> WHAT THE TASK REQUIRES: Search the material and gather each line with "dashed" in it.

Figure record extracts
· · · · ·

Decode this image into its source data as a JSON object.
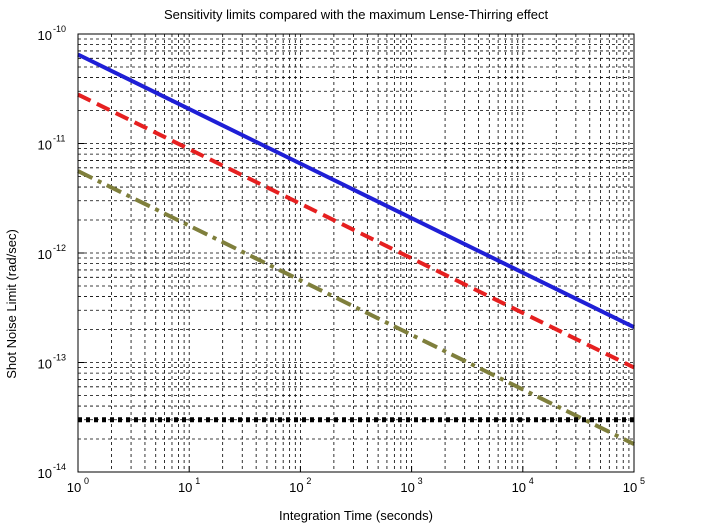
{
  "chart_data": {
    "type": "line",
    "title": "Sensitivity limits compared with the maximum Lense-Thirring effect",
    "xlabel": "Integration Time (seconds)",
    "ylabel": "Shot Noise Limit (rad/sec)",
    "xscale": "log",
    "yscale": "log",
    "xlim": [
      1,
      100000
    ],
    "ylim": [
      1e-14,
      1e-10
    ],
    "grid": "major and minor, dashed",
    "x_ticks": [
      {
        "base": "10",
        "exp": "0"
      },
      {
        "base": "10",
        "exp": "1"
      },
      {
        "base": "10",
        "exp": "2"
      },
      {
        "base": "10",
        "exp": "3"
      },
      {
        "base": "10",
        "exp": "4"
      },
      {
        "base": "10",
        "exp": "5"
      }
    ],
    "y_ticks": [
      {
        "base": "10",
        "exp": "-14"
      },
      {
        "base": "10",
        "exp": "-13"
      },
      {
        "base": "10",
        "exp": "-12"
      },
      {
        "base": "10",
        "exp": "-11"
      },
      {
        "base": "10",
        "exp": "-10"
      }
    ],
    "series": [
      {
        "color": "#1f1fd6",
        "style": "solid",
        "x": [
          1,
          100000
        ],
        "y": [
          6.5e-11,
          2.1e-13
        ]
      },
      {
        "color": "#e62020",
        "style": "dashed",
        "x": [
          1,
          100000
        ],
        "y": [
          2.8e-11,
          9e-14
        ]
      },
      {
        "color": "#7f7f3c",
        "style": "dash-dot",
        "x": [
          1,
          100000
        ],
        "y": [
          5.6e-12,
          1.8e-14
        ]
      },
      {
        "color": "#000000",
        "style": "dotted",
        "x": [
          1,
          100000
        ],
        "y": [
          3e-14,
          3e-14
        ]
      }
    ]
  }
}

· · · · ·

> RESPONSE:
    "grid": "major and minor, dashed",
        "style": "dashed",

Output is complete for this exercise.